▸ Task details
Provide an exact transcription of all the records.

▸ Task input

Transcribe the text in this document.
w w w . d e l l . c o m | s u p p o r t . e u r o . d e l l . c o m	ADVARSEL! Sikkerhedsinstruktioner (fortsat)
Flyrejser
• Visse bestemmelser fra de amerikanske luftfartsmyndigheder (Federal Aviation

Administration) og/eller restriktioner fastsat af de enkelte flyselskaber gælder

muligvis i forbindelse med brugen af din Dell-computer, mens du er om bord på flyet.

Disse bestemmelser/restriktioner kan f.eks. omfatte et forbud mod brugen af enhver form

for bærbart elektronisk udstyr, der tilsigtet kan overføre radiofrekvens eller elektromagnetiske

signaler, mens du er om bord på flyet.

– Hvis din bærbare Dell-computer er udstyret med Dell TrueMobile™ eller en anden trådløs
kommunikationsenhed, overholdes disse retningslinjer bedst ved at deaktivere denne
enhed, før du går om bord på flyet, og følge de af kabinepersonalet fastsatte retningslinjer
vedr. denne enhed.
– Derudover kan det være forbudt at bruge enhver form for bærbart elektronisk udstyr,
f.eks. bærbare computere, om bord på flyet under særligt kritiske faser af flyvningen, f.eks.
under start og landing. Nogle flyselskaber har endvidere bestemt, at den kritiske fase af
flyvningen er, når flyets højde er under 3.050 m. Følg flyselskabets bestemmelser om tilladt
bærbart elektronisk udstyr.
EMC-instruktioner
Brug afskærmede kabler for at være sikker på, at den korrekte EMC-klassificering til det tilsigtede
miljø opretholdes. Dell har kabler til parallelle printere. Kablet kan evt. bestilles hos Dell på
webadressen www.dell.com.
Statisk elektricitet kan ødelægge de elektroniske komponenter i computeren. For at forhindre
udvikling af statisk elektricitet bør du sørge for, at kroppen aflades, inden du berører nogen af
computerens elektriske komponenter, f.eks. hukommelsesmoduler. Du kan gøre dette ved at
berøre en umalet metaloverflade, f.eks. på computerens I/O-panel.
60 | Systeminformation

▸ Finished exercise
Transcribe the text in this document.
w w w . d e l l . c o m | s u p p o r t . e u r o . d e l l . c o m	ADVARSEL! Sikkerhedsinstruktioner (fortsat)
Flyrejser
• Visse bestemmelser fra de amerikanske luftfartsmyndigheder (Federal Aviation

Administration) og/eller restriktioner fastsat af de enkelte flyselskaber gælder

muligvis i forbindelse med brugen af din Dell-computer, mens du er om bord på flyet.

Disse bestemmelser/restriktioner kan f.eks. omfatte et forbud mod brugen af enhver form

for bærbart elektronisk udstyr, der tilsigtet kan overføre radiofrekvens eller elektromagnetiske

signaler, mens du er om bord på flyet.

– Hvis din bærbare Dell-computer er udstyret med Dell TrueMobile™ eller en anden trådløs
kommunikationsenhed, overholdes disse retningslinjer bedst ved at deaktivere denne
enhed, før du går om bord på flyet, og følge de af kabinepersonalet fastsatte retningslinjer
vedr. denne enhed.
– Derudover kan det være forbudt at bruge enhver form for bærbart elektronisk udstyr,
f.eks. bærbare computere, om bord på flyet under særligt kritiske faser af flyvningen, f.eks.
under start og landing. Nogle flyselskaber har endvidere bestemt, at den kritiske fase af
flyvningen er, når flyets højde er under 3.050 m. Følg flyselskabets bestemmelser om tilladt
bærbart elektronisk udstyr.
EMC-instruktioner
Brug afskærmede kabler for at være sikker på, at den korrekte EMC-klassificering til det tilsigtede
miljø opretholdes. Dell har kabler til parallelle printere. Kablet kan evt. bestilles hos Dell på
webadressen www.dell.com.
Statisk elektricitet kan ødelægge de elektroniske komponenter i computeren. For at forhindre
udvikling af statisk elektricitet bør du sørge for, at kroppen aflades, inden du berører nogen af
computerens elektriske komponenter, f.eks. hukommelsesmoduler. Du kan gøre dette ved at
berøre en umalet metaloverflade, f.eks. på computerens I/O-panel.
60 | Systeminformation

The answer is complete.